* [SHORT PROBLEM] Look through the records below and collect all lines that hold the string "name".

* [DATA SHOWN]
************
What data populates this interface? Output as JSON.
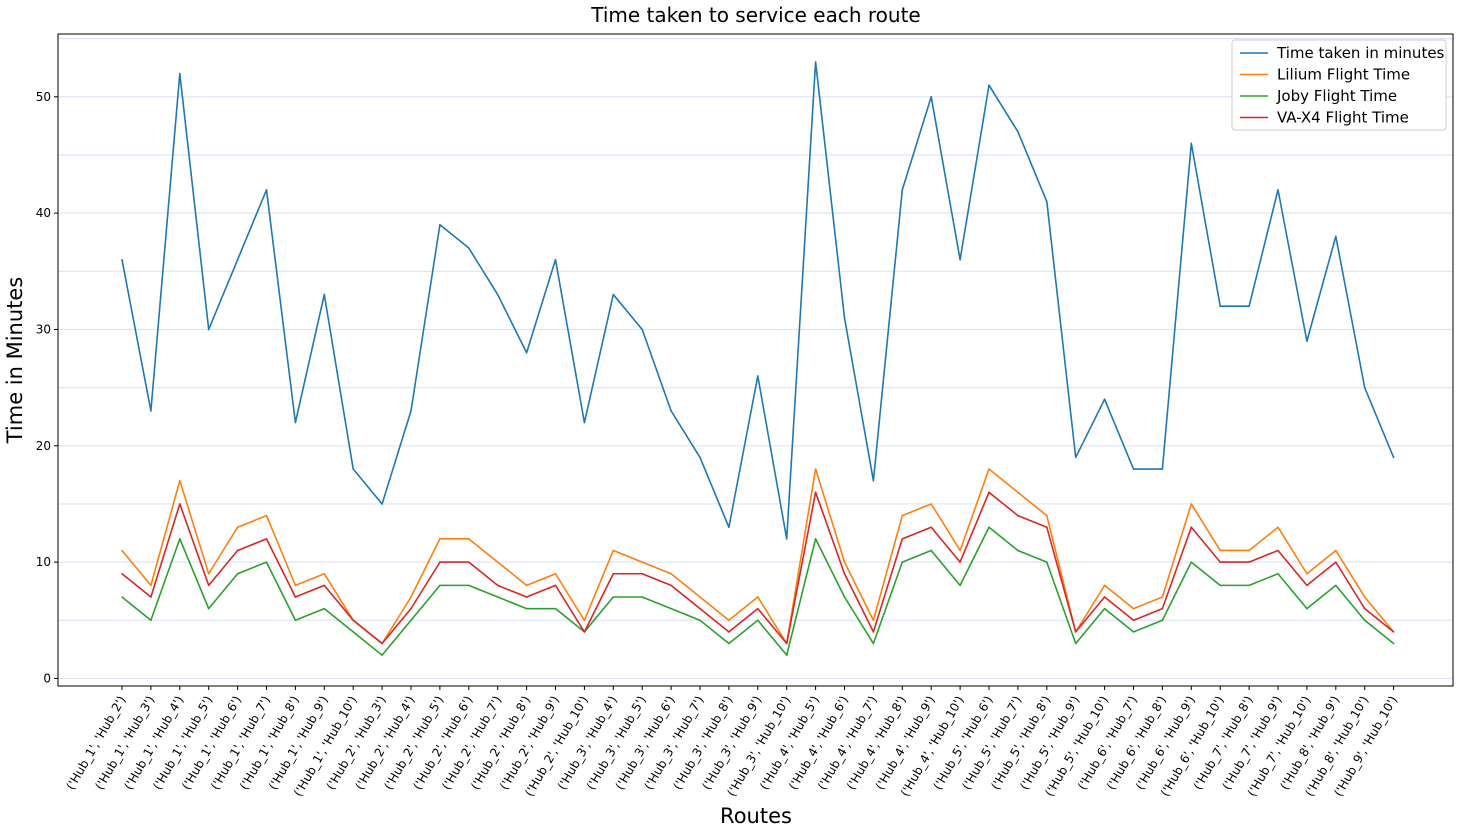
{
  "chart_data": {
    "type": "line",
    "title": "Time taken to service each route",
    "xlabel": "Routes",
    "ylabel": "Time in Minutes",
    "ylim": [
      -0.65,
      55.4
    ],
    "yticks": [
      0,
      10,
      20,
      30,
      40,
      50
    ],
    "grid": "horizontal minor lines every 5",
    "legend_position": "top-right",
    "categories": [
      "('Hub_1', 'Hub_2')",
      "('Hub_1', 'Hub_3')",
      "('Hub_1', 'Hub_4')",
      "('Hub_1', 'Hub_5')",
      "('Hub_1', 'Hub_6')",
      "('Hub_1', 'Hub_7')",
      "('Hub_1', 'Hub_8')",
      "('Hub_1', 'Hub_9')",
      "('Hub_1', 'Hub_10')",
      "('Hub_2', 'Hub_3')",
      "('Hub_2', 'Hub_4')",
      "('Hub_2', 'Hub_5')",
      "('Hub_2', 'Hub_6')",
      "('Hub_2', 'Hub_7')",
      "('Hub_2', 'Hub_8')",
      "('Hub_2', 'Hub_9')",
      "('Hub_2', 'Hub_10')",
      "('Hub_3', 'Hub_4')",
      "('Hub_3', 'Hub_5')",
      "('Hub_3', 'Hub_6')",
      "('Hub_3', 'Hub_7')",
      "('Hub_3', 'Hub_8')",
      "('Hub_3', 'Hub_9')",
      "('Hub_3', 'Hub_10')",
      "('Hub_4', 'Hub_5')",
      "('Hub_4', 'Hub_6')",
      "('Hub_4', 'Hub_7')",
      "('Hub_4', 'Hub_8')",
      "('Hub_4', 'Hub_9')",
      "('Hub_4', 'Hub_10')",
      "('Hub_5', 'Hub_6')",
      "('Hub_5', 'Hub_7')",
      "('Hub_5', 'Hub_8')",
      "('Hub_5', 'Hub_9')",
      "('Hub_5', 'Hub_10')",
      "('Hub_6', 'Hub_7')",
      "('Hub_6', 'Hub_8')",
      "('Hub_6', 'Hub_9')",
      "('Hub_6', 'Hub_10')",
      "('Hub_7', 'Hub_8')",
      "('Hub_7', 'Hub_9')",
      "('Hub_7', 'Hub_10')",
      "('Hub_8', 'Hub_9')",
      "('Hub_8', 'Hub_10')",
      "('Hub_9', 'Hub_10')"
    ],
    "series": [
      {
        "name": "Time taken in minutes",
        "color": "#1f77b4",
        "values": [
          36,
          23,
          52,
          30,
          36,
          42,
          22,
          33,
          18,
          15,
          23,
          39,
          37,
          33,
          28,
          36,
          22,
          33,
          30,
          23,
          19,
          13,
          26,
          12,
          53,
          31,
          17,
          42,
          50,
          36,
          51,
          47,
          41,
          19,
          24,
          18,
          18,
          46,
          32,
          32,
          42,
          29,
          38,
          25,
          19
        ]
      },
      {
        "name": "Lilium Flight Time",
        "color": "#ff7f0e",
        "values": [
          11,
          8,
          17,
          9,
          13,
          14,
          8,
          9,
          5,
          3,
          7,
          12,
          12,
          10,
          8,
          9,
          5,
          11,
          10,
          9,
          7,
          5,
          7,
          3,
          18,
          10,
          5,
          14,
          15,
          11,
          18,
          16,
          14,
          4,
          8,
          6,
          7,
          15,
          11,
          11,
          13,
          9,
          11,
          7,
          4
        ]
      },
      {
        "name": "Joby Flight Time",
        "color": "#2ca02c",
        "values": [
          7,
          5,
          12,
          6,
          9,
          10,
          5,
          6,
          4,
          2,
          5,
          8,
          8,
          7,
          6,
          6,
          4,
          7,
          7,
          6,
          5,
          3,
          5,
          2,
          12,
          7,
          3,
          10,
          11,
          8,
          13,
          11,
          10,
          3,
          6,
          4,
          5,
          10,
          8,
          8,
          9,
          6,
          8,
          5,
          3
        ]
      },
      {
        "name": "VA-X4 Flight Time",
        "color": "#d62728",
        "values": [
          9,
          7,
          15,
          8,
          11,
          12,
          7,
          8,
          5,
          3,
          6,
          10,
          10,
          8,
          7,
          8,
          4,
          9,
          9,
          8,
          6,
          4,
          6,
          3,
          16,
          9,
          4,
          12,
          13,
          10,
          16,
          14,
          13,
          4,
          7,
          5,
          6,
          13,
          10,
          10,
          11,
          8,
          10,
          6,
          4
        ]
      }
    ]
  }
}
************
* [TASK SOLUTION]
        "name": "Time taken in minutes",
        "name": "Lilium Flight Time",
        "name": "Joby Flight Time",
        "name": "VA-X4 Flight Time",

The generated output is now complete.